## Set problem
Extract every line where the string "variables" appears.

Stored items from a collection
## Start

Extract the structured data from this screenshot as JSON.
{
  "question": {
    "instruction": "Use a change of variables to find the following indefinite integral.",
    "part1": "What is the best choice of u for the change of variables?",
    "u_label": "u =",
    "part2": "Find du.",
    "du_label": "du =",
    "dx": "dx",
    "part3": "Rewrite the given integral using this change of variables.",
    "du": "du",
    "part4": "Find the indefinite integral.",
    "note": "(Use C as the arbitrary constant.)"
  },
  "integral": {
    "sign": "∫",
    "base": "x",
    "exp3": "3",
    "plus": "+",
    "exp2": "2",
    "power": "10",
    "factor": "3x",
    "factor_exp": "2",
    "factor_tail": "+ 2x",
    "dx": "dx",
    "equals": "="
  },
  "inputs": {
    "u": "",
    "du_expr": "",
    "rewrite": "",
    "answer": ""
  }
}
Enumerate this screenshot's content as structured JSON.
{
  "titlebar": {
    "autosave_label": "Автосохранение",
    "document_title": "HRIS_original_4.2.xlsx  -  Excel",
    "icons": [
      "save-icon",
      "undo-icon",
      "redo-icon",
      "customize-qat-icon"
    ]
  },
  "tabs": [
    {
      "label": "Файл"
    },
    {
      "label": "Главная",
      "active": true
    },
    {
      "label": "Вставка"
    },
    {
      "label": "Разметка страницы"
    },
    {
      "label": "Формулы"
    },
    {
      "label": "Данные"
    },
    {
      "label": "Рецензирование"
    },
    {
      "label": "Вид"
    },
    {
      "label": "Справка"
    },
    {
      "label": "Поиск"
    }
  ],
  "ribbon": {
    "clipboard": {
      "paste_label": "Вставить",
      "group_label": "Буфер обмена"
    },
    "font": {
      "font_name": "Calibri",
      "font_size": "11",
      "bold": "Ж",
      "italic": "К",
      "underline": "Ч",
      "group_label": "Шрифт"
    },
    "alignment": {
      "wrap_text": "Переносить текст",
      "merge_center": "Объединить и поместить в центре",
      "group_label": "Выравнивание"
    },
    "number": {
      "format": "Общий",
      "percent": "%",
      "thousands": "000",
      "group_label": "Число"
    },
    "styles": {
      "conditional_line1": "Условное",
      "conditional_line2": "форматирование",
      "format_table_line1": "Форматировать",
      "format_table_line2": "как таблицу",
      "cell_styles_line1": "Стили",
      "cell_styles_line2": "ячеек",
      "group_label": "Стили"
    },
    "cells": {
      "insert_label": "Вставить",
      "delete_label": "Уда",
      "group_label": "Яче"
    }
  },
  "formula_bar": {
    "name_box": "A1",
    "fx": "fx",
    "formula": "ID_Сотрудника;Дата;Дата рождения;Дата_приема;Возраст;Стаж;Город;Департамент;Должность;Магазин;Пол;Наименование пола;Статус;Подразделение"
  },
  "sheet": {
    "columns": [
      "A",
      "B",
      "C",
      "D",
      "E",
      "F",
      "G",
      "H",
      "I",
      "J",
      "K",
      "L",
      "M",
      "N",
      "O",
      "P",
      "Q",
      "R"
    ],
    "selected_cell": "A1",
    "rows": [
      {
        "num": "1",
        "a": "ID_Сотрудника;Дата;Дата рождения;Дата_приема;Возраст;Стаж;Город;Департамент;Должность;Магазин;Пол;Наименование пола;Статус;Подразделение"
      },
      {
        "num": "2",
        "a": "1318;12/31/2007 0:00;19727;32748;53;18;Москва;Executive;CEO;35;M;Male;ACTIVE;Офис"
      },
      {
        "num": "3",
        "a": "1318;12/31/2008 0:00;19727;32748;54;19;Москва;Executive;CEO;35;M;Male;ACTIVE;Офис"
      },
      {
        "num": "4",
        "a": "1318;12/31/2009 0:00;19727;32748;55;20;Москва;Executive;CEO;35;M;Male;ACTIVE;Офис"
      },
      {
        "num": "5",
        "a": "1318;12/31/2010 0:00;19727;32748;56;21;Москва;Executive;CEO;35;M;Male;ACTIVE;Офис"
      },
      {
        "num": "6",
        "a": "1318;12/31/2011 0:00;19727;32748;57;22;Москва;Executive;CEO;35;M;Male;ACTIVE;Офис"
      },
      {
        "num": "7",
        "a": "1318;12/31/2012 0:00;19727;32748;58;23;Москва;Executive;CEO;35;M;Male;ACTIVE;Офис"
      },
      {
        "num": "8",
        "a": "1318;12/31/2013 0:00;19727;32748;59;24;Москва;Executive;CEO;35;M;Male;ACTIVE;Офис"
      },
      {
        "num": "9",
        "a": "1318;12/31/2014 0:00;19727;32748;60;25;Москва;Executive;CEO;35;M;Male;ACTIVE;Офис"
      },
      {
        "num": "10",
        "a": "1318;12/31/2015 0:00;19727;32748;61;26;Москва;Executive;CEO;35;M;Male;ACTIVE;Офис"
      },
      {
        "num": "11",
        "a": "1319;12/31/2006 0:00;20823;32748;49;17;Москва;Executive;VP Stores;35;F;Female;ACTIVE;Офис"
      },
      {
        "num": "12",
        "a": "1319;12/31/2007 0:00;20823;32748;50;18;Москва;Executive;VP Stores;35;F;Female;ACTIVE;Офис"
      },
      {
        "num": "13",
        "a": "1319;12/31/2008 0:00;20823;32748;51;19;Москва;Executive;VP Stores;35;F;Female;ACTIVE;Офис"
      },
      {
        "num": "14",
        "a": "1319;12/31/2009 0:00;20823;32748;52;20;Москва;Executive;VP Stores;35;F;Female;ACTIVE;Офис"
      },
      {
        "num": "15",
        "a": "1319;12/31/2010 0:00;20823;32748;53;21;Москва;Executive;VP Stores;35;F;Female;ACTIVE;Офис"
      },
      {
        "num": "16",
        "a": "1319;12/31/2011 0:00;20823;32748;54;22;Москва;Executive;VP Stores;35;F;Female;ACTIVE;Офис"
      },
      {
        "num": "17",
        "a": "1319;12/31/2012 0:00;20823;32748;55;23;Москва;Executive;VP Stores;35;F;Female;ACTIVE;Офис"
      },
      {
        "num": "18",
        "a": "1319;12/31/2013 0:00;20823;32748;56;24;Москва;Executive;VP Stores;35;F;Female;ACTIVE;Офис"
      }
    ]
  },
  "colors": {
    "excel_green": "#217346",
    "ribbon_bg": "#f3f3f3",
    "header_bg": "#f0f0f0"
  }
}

## End

## Problem solution
    "instruction": "Use a change of variables to find the following indefinite integral.",
    "part1": "What is the best choice of u for the change of variables?",
    "part3": "Rewrite the given integral using this change of variables.",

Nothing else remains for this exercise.